[Saved data entries]
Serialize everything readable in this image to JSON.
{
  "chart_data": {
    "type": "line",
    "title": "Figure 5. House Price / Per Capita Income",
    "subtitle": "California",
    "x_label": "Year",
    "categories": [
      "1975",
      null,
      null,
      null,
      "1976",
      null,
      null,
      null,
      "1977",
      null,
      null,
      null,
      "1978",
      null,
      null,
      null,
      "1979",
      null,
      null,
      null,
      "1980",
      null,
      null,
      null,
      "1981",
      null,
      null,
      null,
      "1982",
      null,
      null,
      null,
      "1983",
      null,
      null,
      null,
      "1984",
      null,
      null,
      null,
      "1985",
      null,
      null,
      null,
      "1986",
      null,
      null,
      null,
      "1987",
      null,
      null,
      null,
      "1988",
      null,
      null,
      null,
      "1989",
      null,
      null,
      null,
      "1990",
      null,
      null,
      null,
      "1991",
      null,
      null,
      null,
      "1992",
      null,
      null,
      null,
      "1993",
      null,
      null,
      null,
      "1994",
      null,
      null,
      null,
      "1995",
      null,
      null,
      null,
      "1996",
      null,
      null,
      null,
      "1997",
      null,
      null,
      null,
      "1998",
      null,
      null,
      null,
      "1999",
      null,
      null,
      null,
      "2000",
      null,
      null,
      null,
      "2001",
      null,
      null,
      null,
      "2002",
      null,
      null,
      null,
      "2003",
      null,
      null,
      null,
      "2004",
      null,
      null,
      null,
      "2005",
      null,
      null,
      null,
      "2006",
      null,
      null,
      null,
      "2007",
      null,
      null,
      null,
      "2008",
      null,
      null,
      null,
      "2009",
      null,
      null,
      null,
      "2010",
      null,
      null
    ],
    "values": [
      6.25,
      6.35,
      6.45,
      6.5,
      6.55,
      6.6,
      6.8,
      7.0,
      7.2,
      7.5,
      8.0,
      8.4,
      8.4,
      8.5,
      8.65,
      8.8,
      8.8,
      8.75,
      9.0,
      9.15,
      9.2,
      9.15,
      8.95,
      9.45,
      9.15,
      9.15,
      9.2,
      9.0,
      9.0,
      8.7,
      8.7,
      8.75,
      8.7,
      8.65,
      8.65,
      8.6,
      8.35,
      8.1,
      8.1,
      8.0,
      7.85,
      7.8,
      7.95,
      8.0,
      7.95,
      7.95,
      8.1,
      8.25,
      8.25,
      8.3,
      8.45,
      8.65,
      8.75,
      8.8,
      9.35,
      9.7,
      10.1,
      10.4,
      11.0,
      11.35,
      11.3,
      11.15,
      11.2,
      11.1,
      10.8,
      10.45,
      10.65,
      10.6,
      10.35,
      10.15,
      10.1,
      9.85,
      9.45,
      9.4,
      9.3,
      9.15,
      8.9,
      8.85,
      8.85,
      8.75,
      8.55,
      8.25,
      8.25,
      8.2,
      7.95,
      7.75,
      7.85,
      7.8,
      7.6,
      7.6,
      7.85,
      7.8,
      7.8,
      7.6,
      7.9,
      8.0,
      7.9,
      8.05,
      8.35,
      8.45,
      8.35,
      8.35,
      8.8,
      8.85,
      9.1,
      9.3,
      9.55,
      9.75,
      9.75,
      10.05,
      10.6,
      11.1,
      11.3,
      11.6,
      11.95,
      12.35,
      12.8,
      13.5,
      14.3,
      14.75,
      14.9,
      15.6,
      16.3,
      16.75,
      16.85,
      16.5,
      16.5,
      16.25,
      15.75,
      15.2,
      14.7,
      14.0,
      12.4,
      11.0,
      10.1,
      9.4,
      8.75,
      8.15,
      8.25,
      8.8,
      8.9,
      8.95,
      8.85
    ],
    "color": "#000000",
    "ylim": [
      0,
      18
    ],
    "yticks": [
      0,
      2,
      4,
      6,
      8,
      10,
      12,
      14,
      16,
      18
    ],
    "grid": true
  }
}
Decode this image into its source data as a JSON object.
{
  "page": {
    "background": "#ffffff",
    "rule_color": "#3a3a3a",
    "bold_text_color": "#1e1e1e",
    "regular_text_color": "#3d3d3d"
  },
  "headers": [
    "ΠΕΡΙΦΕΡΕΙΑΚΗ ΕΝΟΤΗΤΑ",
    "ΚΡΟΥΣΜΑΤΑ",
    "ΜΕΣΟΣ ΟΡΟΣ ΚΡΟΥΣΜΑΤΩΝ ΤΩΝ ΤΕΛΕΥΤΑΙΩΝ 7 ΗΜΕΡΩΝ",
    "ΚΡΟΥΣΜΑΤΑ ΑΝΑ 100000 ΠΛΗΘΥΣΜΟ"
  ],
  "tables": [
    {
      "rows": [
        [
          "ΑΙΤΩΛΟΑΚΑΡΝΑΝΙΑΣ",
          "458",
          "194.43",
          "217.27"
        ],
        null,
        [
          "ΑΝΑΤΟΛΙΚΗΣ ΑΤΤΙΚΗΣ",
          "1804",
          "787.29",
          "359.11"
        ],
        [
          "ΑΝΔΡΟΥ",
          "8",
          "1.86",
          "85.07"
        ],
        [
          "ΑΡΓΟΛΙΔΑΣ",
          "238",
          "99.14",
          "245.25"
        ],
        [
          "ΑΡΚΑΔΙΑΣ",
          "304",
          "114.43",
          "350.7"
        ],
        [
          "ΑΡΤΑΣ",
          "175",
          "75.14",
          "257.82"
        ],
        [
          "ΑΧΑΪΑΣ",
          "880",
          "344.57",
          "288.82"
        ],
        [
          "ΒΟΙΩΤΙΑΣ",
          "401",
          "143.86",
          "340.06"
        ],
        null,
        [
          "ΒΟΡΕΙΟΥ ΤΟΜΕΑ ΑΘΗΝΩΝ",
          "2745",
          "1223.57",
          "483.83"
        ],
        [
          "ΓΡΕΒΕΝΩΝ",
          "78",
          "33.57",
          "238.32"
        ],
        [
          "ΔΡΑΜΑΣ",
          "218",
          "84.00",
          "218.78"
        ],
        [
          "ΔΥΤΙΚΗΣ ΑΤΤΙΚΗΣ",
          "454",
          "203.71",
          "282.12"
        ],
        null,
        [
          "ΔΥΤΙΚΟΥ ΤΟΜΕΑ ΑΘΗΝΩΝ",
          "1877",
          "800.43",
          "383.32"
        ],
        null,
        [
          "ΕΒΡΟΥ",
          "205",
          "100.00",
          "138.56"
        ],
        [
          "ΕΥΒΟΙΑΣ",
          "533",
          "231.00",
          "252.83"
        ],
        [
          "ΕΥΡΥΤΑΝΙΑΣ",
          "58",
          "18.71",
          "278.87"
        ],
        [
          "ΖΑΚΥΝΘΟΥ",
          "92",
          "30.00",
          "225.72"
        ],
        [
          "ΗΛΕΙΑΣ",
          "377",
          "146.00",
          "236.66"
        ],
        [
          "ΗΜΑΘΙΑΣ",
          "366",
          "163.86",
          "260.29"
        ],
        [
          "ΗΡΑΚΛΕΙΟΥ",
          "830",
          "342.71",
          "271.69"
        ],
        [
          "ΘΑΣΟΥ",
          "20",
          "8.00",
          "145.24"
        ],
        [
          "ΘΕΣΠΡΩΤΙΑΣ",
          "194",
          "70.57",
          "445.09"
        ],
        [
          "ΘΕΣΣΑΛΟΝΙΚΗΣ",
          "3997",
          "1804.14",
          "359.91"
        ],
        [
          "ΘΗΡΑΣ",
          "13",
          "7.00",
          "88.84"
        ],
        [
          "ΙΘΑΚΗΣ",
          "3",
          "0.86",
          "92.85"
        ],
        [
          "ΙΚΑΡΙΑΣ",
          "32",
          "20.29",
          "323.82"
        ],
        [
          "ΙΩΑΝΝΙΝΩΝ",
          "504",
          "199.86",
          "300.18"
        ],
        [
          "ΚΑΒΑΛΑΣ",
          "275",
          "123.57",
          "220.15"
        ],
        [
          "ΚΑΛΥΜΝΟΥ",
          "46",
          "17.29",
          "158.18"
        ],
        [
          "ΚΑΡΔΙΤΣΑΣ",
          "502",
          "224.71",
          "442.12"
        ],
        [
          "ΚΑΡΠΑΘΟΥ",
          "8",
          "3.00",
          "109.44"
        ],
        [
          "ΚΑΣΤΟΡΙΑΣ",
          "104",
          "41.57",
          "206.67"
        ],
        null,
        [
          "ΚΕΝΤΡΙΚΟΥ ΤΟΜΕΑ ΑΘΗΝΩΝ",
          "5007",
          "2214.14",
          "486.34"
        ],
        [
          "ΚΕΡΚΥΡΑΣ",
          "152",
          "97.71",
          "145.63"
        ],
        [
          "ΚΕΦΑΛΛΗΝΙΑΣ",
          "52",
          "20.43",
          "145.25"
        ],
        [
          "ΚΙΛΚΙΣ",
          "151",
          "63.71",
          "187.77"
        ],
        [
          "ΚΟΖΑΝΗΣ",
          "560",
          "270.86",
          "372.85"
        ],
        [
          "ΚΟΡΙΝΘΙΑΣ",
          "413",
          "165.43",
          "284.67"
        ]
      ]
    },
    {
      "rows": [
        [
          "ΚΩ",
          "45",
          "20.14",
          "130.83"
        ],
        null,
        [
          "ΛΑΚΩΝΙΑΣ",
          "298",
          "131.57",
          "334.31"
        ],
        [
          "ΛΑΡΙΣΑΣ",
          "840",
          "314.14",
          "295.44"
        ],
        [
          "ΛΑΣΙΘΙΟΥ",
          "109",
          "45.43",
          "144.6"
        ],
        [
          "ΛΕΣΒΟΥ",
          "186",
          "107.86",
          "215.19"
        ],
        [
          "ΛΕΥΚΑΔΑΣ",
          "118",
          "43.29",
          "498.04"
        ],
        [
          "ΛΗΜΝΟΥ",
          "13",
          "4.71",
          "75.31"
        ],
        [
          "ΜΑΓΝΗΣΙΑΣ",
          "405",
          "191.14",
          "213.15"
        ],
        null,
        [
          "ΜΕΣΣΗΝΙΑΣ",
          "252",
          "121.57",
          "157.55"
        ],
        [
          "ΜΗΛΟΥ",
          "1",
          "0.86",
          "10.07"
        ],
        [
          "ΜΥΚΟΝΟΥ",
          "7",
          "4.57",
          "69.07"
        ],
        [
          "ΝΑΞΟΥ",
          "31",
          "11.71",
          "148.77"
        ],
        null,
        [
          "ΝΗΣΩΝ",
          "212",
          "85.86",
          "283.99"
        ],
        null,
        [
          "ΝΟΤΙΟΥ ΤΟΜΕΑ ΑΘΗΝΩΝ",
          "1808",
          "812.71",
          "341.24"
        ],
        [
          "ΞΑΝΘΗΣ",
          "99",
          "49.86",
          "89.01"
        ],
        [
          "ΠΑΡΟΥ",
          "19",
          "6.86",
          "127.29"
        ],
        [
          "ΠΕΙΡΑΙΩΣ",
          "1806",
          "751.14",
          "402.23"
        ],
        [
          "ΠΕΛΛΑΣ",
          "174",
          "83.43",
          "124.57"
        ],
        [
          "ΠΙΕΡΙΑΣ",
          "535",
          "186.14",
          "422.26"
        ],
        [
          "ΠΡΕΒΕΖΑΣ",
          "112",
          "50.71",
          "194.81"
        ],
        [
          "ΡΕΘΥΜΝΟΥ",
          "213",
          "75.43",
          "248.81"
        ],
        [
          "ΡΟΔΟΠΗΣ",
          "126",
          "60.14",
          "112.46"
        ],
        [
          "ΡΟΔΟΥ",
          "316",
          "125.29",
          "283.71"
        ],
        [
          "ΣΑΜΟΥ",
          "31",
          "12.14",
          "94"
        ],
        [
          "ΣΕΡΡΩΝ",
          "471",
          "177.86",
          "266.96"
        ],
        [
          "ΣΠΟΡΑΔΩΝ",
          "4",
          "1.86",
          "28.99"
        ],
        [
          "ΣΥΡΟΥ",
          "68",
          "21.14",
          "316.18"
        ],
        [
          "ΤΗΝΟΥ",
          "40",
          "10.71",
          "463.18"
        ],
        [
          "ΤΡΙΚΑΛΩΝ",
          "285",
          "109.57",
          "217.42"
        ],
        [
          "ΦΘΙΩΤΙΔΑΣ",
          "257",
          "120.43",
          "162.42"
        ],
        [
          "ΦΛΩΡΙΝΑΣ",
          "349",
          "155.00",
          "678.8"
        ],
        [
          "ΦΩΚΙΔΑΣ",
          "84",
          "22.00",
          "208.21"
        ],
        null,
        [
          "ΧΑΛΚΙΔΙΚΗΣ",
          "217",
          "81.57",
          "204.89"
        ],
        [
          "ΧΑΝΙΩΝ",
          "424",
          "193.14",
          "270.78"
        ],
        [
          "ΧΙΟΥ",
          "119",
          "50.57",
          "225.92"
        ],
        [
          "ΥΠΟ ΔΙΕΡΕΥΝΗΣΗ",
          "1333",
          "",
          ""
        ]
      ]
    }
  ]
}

**INSTRUCTION:**
Identify the lines of the entries containing the string "image". Copy each such line.

**RESULT:**
Serialize everything readable in this image to JSON.
Decode this image into its source data as a JSON object.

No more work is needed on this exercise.